The Texas Chapter of the National Association of Social Workers (NASW) has formed partnerships with legal and civil rights organizations to provide a range of support services for migrant families. NASW is a member of IFSW.
Social workers are responding to the concerns of immigrant families being separated and stripped of their rights by providing holistic assessment services, networking with foster care and child protective agencies, and collaborating with Refugee and Immigration organizations that identifies families that are fleeing for violence, poverty and other traumatic conditions. In addition to proving professional assistance with trauma and separation, the service includes advocating within the court and legal structures that immigrants should not be, incarcerated, criminalized or punished for attempting to escape from untenable conditions.
The Texas social workers are volunteering their time to provide assessments and with the support of the NASW and partner organizations have been using all their resources to gain access to detention centres as well as creating rights-based policies and guidance for legislators. There has been a significant positive response from the families wanting to use these services.
Dr. Lusk, a professor at the University of Texas at El Paso, has conducted research on forced migration from Central America and Mexico for the past ten years said:
“The separation of migrant and refugee children from their parents is deeply problematic in several ways. Most importantly, it is has the potential to cause great harm to the children. Forced separation of children from parents causes toxic stress, overwhelming the child’s sense of security and integrity. It can create sustained anxiety and panic, deeply erode trust and have lasting effects. Secondly, it is cruel and ineffective to use the threat of child separation as a deterrent to forced migration. Refugees and forced migrants from the Central American triangle countries of Honduras, Guatemala and El Salvador do not believe that they have a choice – they flee extreme violence, extortion and threat of death. They will continue to migrate as long as the conditions in their countries are untenable and unsafe. A longer-term solution to the situation would be to invest in the region through international development assistance that builds schools, creates jobs through economic investment and which promotes the capacity of government to secure the safety of citizens of the region.”
IFSW Secretary-General Rory Truell commented, “IFSW gives it’s full support to NASW, the social workers, researchers and others at the frontline in Texas. The profession has been extremely concerned about the families who have made the hardest journeys to escape poverty and violence, and then are further inflicted with more significant trauma by being separated at the border. It is totally inhumane, but these social workers and others who are safeguarding and advocating for the rights and welfare of the families, give us hope and set an example for others to follow.”

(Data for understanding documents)
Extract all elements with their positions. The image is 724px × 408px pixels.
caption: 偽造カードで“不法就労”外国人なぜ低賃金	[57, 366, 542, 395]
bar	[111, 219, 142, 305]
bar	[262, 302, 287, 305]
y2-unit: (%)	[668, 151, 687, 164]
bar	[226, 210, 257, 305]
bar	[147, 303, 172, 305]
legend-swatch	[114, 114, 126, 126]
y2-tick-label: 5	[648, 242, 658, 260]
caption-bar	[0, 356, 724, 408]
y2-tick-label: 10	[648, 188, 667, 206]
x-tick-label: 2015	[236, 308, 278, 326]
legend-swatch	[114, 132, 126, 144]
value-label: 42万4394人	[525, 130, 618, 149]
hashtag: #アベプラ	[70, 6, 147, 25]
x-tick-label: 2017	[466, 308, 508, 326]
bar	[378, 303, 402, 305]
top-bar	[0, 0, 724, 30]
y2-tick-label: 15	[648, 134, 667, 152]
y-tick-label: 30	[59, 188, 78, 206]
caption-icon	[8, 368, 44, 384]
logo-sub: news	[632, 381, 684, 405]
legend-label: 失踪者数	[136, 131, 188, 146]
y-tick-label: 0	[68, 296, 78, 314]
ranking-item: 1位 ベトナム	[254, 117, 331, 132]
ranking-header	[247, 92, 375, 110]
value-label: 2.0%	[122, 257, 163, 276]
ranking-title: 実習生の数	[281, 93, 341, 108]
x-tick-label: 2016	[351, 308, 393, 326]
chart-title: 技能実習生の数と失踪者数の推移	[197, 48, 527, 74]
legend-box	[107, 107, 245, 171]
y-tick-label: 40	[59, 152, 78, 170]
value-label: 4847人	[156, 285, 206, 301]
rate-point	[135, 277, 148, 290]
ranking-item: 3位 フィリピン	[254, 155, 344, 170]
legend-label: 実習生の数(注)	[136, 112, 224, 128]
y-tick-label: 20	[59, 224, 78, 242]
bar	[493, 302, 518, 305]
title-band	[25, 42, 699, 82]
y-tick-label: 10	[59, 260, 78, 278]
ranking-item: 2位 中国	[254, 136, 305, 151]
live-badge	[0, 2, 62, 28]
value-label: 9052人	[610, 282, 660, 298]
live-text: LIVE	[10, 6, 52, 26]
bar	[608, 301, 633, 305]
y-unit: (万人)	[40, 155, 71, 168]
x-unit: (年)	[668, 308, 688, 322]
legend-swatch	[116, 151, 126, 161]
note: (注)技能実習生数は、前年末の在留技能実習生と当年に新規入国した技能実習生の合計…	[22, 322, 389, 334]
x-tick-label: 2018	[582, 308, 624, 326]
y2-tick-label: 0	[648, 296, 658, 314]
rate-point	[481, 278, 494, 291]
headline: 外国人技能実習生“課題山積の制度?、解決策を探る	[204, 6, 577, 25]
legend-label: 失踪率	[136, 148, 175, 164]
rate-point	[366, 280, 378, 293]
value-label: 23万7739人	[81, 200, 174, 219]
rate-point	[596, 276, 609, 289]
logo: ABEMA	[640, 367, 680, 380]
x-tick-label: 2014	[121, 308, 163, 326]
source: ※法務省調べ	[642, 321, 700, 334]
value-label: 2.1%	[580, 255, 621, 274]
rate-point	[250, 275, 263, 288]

YOUR GOAL: Retype the passage from the article on Texas social workers aiding migrant families that begins with the words containing "The Texas Chapter" and ends with "member of IFSW.". You won't need the lines to do this.

RESPONSE:
The Texas Chapter of the National Association of Social Workers (NASW) has formed partnerships with legal and civil rights organizations to provide a range of support services for migrant families. NASW is a member of IFSW.